- [Do this]: Return the records in full, exactly as given.

- [Listed records]:
◇ ◇ ◇ ◇

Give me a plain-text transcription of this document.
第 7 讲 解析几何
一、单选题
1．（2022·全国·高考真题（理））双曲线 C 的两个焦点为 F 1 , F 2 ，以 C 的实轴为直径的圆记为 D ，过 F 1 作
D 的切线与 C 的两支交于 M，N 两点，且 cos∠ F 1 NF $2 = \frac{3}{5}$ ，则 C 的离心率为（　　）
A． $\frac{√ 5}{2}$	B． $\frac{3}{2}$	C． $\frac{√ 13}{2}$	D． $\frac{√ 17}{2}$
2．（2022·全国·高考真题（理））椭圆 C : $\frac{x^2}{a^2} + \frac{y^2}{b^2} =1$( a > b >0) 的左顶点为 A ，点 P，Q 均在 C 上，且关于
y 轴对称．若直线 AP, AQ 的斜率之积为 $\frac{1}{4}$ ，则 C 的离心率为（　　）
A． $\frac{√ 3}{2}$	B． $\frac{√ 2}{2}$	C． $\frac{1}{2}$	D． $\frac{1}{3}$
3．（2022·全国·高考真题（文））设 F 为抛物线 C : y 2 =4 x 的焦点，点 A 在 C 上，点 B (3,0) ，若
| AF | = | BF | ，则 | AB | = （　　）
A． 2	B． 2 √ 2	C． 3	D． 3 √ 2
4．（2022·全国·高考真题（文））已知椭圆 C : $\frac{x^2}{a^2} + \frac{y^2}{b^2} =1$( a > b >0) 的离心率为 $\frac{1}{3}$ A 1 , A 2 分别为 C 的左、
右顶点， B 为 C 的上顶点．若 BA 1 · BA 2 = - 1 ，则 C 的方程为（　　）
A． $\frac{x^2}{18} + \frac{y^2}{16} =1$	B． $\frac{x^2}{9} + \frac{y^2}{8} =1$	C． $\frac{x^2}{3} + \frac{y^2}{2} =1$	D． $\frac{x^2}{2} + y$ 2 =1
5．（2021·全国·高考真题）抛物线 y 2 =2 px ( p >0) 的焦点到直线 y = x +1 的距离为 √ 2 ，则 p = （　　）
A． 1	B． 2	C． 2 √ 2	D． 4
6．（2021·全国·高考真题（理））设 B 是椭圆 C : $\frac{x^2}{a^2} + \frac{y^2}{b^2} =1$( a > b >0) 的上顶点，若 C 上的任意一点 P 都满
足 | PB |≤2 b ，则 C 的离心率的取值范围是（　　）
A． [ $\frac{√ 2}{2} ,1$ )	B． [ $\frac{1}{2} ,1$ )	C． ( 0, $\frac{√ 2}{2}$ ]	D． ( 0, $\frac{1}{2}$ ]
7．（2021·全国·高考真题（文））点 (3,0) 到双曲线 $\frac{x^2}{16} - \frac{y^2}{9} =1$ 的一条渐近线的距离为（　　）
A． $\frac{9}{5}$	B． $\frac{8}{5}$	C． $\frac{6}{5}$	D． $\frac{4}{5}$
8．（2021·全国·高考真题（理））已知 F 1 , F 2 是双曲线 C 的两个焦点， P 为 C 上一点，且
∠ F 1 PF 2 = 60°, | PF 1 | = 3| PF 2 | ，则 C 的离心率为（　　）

◇ ◇ ◇ ◇

- [Result]:
Give me a plain-text transcription of this document.
第 7 讲 解析几何
一、单选题
1．（2022·全国·高考真题（理））双曲线 C 的两个焦点为 F 1 , F 2 ，以 C 的实轴为直径的圆记为 D ，过 F 1 作
D 的切线与 C 的两支交于 M，N 两点，且 cos∠ F 1 NF $2 = \frac{3}{5}$ ，则 C 的离心率为（　　）
A． $\frac{√ 5}{2}$	B． $\frac{3}{2}$	C． $\frac{√ 13}{2}$	D． $\frac{√ 17}{2}$
2．（2022·全国·高考真题（理））椭圆 C : $\frac{x^2}{a^2} + \frac{y^2}{b^2} =1$( a > b >0) 的左顶点为 A ，点 P，Q 均在 C 上，且关于
y 轴对称．若直线 AP, AQ 的斜率之积为 $\frac{1}{4}$ ，则 C 的离心率为（　　）
A． $\frac{√ 3}{2}$	B． $\frac{√ 2}{2}$	C． $\frac{1}{2}$	D． $\frac{1}{3}$
3．（2022·全国·高考真题（文））设 F 为抛物线 C : y 2 =4 x 的焦点，点 A 在 C 上，点 B (3,0) ，若
| AF | = | BF | ，则 | AB | = （　　）
A． 2	B． 2 √ 2	C． 3	D． 3 √ 2
4．（2022·全国·高考真题（文））已知椭圆 C : $\frac{x^2}{a^2} + \frac{y^2}{b^2} =1$( a > b >0) 的离心率为 $\frac{1}{3}$ A 1 , A 2 分别为 C 的左、
右顶点， B 为 C 的上顶点．若 BA 1 · BA 2 = - 1 ，则 C 的方程为（　　）
A． $\frac{x^2}{18} + \frac{y^2}{16} =1$	B． $\frac{x^2}{9} + \frac{y^2}{8} =1$	C． $\frac{x^2}{3} + \frac{y^2}{2} =1$	D． $\frac{x^2}{2} + y$ 2 =1
5．（2021·全国·高考真题）抛物线 y 2 =2 px ( p >0) 的焦点到直线 y = x +1 的距离为 √ 2 ，则 p = （　　）
A． 1	B． 2	C． 2 √ 2	D． 4
6．（2021·全国·高考真题（理））设 B 是椭圆 C : $\frac{x^2}{a^2} + \frac{y^2}{b^2} =1$( a > b >0) 的上顶点，若 C 上的任意一点 P 都满
足 | PB |≤2 b ，则 C 的离心率的取值范围是（　　）
A． [ $\frac{√ 2}{2} ,1$ )	B． [ $\frac{1}{2} ,1$ )	C． ( 0, $\frac{√ 2}{2}$ ]	D． ( 0, $\frac{1}{2}$ ]
7．（2021·全国·高考真题（文））点 (3,0) 到双曲线 $\frac{x^2}{16} - \frac{y^2}{9} =1$ 的一条渐近线的距离为（　　）
A． $\frac{9}{5}$	B． $\frac{8}{5}$	C． $\frac{6}{5}$	D． $\frac{4}{5}$
8．（2021·全国·高考真题（理））已知 F 1 , F 2 是双曲线 C 的两个焦点， P 为 C 上一点，且
∠ F 1 PF 2 = 60°, | PF 1 | = 3| PF 2 | ，则 C 的离心率为（　　）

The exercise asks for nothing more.